What is required: The listing below has to be output exactly as given, less its pictures.

Provided records:

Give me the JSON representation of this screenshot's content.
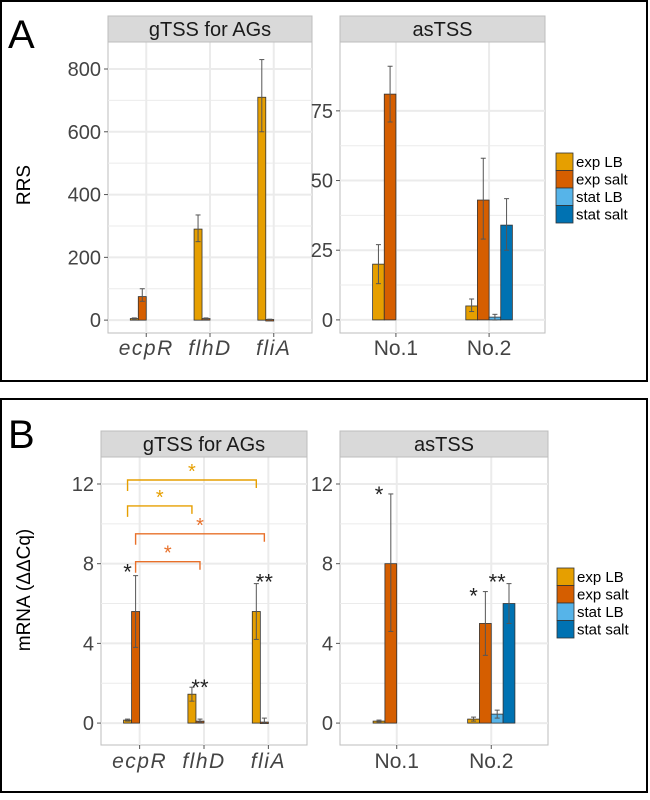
{
  "colors": {
    "exp LB": "#E69F00",
    "exp salt": "#D55E00",
    "stat LB": "#56B4E9",
    "stat salt": "#0072B2",
    "strip": "#d9d9d9",
    "grid": "#ebebeb",
    "bracket_yellow": "#E69F00",
    "bracket_orange": "#E8702A"
  },
  "legend": [
    "exp LB",
    "exp salt",
    "stat LB",
    "stat salt"
  ],
  "chart_data": [
    {
      "panel_label": "A",
      "type": "bar",
      "ylabel": "RRS",
      "facets": [
        {
          "title": "gTSS for AGs",
          "categories": [
            "ecpR",
            "flhD",
            "fliA"
          ],
          "italic": true,
          "ylim": [
            -41,
            886
          ],
          "yticks": [
            0,
            200,
            400,
            600,
            800
          ],
          "ytick_labels": [
            "0",
            "200",
            "400",
            "600",
            "800"
          ],
          "series": [
            {
              "name": "exp LB",
              "values": [
                5,
                290,
                710
              ],
              "err": [
                [
                  3,
                  7
                ],
                [
                  250,
                  335
                ],
                [
                  600,
                  830
                ]
              ]
            },
            {
              "name": "exp salt",
              "values": [
                75,
                5,
                2
              ],
              "err": [
                [
                  60,
                  100
                ],
                [
                  3,
                  7
                ],
                [
                  1,
                  3
                ]
              ]
            }
          ],
          "stars": [],
          "brackets": []
        },
        {
          "title": "asTSS",
          "categories": [
            "No.1",
            "No.2"
          ],
          "italic": false,
          "ylim": [
            -4.7,
            99.7
          ],
          "yticks": [
            0,
            25,
            50,
            75
          ],
          "ytick_labels": [
            "0",
            "25",
            "50",
            "75"
          ],
          "series": [
            {
              "name": "exp LB",
              "values": [
                20,
                5
              ],
              "err": [
                [
                  13,
                  27
                ],
                [
                  3,
                  7.5
                ]
              ]
            },
            {
              "name": "exp salt",
              "values": [
                81,
                43
              ],
              "err": [
                [
                  71,
                  91
                ],
                [
                  29,
                  58
                ]
              ]
            },
            {
              "name": "stat LB",
              "values": [
                null,
                1
              ],
              "err": [
                null,
                [
                  0,
                  2
                ]
              ]
            },
            {
              "name": "stat salt",
              "values": [
                null,
                34
              ],
              "err": [
                null,
                [
                  25,
                  43.5
                ]
              ]
            }
          ],
          "stars": [],
          "brackets": []
        }
      ]
    },
    {
      "panel_label": "B",
      "type": "bar",
      "ylabel": "mRNA (ΔΔCq)",
      "facets": [
        {
          "title": "gTSS for AGs",
          "categories": [
            "ecpR",
            "flhD",
            "fliA"
          ],
          "italic": true,
          "ylim": [
            -1.1,
            12.2
          ],
          "yticks": [
            0,
            4,
            8,
            12
          ],
          "ytick_labels": [
            "0",
            "4",
            "8",
            "12"
          ],
          "series": [
            {
              "name": "exp LB",
              "values": [
                0.15,
                1.45,
                5.6
              ],
              "err": [
                [
                  0.1,
                  0.2
                ],
                [
                  1.1,
                  1.8
                ],
                [
                  4.2,
                  7.0
                ]
              ]
            },
            {
              "name": "exp salt",
              "values": [
                5.6,
                0.1,
                0.05
              ],
              "err": [
                [
                  3.8,
                  7.4
                ],
                [
                  0.05,
                  0.2
                ],
                [
                  0,
                  0.25
                ]
              ]
            }
          ],
          "stars": [
            {
              "text": "*",
              "cat": 0,
              "series": 0,
              "y": 7.8
            },
            {
              "text": "**",
              "cat": 1,
              "series": 1,
              "y": 2.0
            },
            {
              "text": "**",
              "cat": 2,
              "series": 1,
              "y": 7.3
            }
          ],
          "brackets": [
            {
              "from": [
                0,
                0
              ],
              "to": [
                2,
                0
              ],
              "y": 12.2,
              "label": "*",
              "color": "bracket_yellow"
            },
            {
              "from": [
                0,
                0
              ],
              "to": [
                1,
                0
              ],
              "y": 10.9,
              "label": "*",
              "color": "bracket_yellow"
            },
            {
              "from": [
                0,
                1
              ],
              "to": [
                2,
                1
              ],
              "y": 9.5,
              "label": "*",
              "color": "bracket_orange"
            },
            {
              "from": [
                0,
                1
              ],
              "to": [
                1,
                1
              ],
              "y": 8.1,
              "label": "*",
              "color": "bracket_orange"
            }
          ]
        },
        {
          "title": "asTSS",
          "categories": [
            "No.1",
            "No.2"
          ],
          "italic": false,
          "ylim": [
            -1.1,
            12.2
          ],
          "yticks": [
            0,
            4,
            8,
            12
          ],
          "ytick_labels": [
            "0",
            "4",
            "8",
            "12"
          ],
          "series": [
            {
              "name": "exp LB",
              "values": [
                0.1,
                0.2
              ],
              "err": [
                [
                  0.05,
                  0.15
                ],
                [
                  0.1,
                  0.3
                ]
              ]
            },
            {
              "name": "exp salt",
              "values": [
                8.0,
                5.0
              ],
              "err": [
                [
                  4.6,
                  11.5
                ],
                [
                  3.4,
                  6.6
                ]
              ]
            },
            {
              "name": "stat LB",
              "values": [
                null,
                0.45
              ],
              "err": [
                null,
                [
                  0.25,
                  0.65
                ]
              ]
            },
            {
              "name": "stat salt",
              "values": [
                null,
                6.0
              ],
              "err": [
                null,
                [
                  5.0,
                  7.0
                ]
              ]
            }
          ],
          "stars": [
            {
              "text": "*",
              "cat": 0,
              "series": 0,
              "y": 11.7
            },
            {
              "text": "*",
              "cat": 1,
              "series": 0,
              "y": 6.6
            },
            {
              "text": "**",
              "cat": 1,
              "series": 2,
              "y": 7.3
            }
          ],
          "brackets": []
        }
      ]
    }
  ]
}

Answer box:
Give me the JSON representation of this screenshot's content.
{
  "colors": {
    "exp LB": "#E69F00",
    "exp salt": "#D55E00",
    "stat LB": "#56B4E9",
    "stat salt": "#0072B2",
    "strip": "#d9d9d9",
    "grid": "#ebebeb",
    "bracket_yellow": "#E69F00",
    "bracket_orange": "#E8702A"
  },
  "legend": [
    "exp LB",
    "exp salt",
    "stat LB",
    "stat salt"
  ],
  "chart_data": [
    {
      "panel_label": "A",
      "type": "bar",
      "ylabel": "RRS",
      "facets": [
        {
          "title": "gTSS for AGs",
          "categories": [
            "ecpR",
            "flhD",
            "fliA"
          ],
          "italic": true,
          "ylim": [
            -41,
            886
          ],
          "yticks": [
            0,
            200,
            400,
            600,
            800
          ],
          "ytick_labels": [
            "0",
            "200",
            "400",
            "600",
            "800"
          ],
          "series": [
            {
              "name": "exp LB",
              "values": [
                5,
                290,
                710
              ],
              "err": [
                [
                  3,
                  7
                ],
                [
                  250,
                  335
                ],
                [
                  600,
                  830
                ]
              ]
            },
            {
              "name": "exp salt",
              "values": [
                75,
                5,
                2
              ],
              "err": [
                [
                  60,
                  100
                ],
                [
                  3,
                  7
                ],
                [
                  1,
                  3
                ]
              ]
            }
          ],
          "stars": [],
          "brackets": []
        },
        {
          "title": "asTSS",
          "categories": [
            "No.1",
            "No.2"
          ],
          "italic": false,
          "ylim": [
            -4.7,
            99.7
          ],
          "yticks": [
            0,
            25,
            50,
            75
          ],
          "ytick_labels": [
            "0",
            "25",
            "50",
            "75"
          ],
          "series": [
            {
              "name": "exp LB",
              "values": [
                20,
                5
              ],
              "err": [
                [
                  13,
                  27
                ],
                [
                  3,
                  7.5
                ]
              ]
            },
            {
              "name": "exp salt",
              "values": [
                81,
                43
              ],
              "err": [
                [
                  71,
                  91
                ],
                [
                  29,
                  58
                ]
              ]
            },
            {
              "name": "stat LB",
              "values": [
                null,
                1
              ],
              "err": [
                null,
                [
                  0,
                  2
                ]
              ]
            },
            {
              "name": "stat salt",
              "values": [
                null,
                34
              ],
              "err": [
                null,
                [
                  25,
                  43.5
                ]
              ]
            }
          ],
          "stars": [],
          "brackets": []
        }
      ]
    },
    {
      "panel_label": "B",
      "type": "bar",
      "ylabel": "mRNA (ΔΔCq)",
      "facets": [
        {
          "title": "gTSS for AGs",
          "categories": [
            "ecpR",
            "flhD",
            "fliA"
          ],
          "italic": true,
          "ylim": [
            -1.1,
            12.2
          ],
          "yticks": [
            0,
            4,
            8,
            12
          ],
          "ytick_labels": [
            "0",
            "4",
            "8",
            "12"
          ],
          "series": [
            {
              "name": "exp LB",
              "values": [
                0.15,
                1.45,
                5.6
              ],
              "err": [
                [
                  0.1,
                  0.2
                ],
                [
                  1.1,
                  1.8
                ],
                [
                  4.2,
                  7.0
                ]
              ]
            },
            {
              "name": "exp salt",
              "values": [
                5.6,
                0.1,
                0.05
              ],
              "err": [
                [
                  3.8,
                  7.4
                ],
                [
                  0.05,
                  0.2
                ],
                [
                  0,
                  0.25
                ]
              ]
            }
          ],
          "stars": [
            {
              "text": "*",
              "cat": 0,
              "series": 0,
              "y": 7.8
            },
            {
              "text": "**",
              "cat": 1,
              "series": 1,
              "y": 2.0
            },
            {
              "text": "**",
              "cat": 2,
              "series": 1,
              "y": 7.3
            }
          ],
          "brackets": [
            {
              "from": [
                0,
                0
              ],
              "to": [
                2,
                0
              ],
              "y": 12.2,
              "label": "*",
              "color": "bracket_yellow"
            },
            {
              "from": [
                0,
                0
              ],
              "to": [
                1,
                0
              ],
              "y": 10.9,
              "label": "*",
              "color": "bracket_yellow"
            },
            {
              "from": [
                0,
                1
              ],
              "to": [
                2,
                1
              ],
              "y": 9.5,
              "label": "*",
              "color": "bracket_orange"
            },
            {
              "from": [
                0,
                1
              ],
              "to": [
                1,
                1
              ],
              "y": 8.1,
              "label": "*",
              "color": "bracket_orange"
            }
          ]
        },
        {
          "title": "asTSS",
          "categories": [
            "No.1",
            "No.2"
          ],
          "italic": false,
          "ylim": [
            -1.1,
            12.2
          ],
          "yticks": [
            0,
            4,
            8,
            12
          ],
          "ytick_labels": [
            "0",
            "4",
            "8",
            "12"
          ],
          "series": [
            {
              "name": "exp LB",
              "values": [
                0.1,
                0.2
              ],
              "err": [
                [
                  0.05,
                  0.15
                ],
                [
                  0.1,
                  0.3
                ]
              ]
            },
            {
              "name": "exp salt",
              "values": [
                8.0,
                5.0
              ],
              "err": [
                [
                  4.6,
                  11.5
                ],
                [
                  3.4,
                  6.6
                ]
              ]
            },
            {
              "name": "stat LB",
              "values": [
                null,
                0.45
              ],
              "err": [
                null,
                [
                  0.25,
                  0.65
                ]
              ]
            },
            {
              "name": "stat salt",
              "values": [
                null,
                6.0
              ],
              "err": [
                null,
                [
                  5.0,
                  7.0
                ]
              ]
            }
          ],
          "stars": [
            {
              "text": "*",
              "cat": 0,
              "series": 0,
              "y": 11.7
            },
            {
              "text": "*",
              "cat": 1,
              "series": 0,
              "y": 6.6
            },
            {
              "text": "**",
              "cat": 1,
              "series": 2,
              "y": 7.3
            }
          ],
          "brackets": []
        }
      ]
    }
  ]
}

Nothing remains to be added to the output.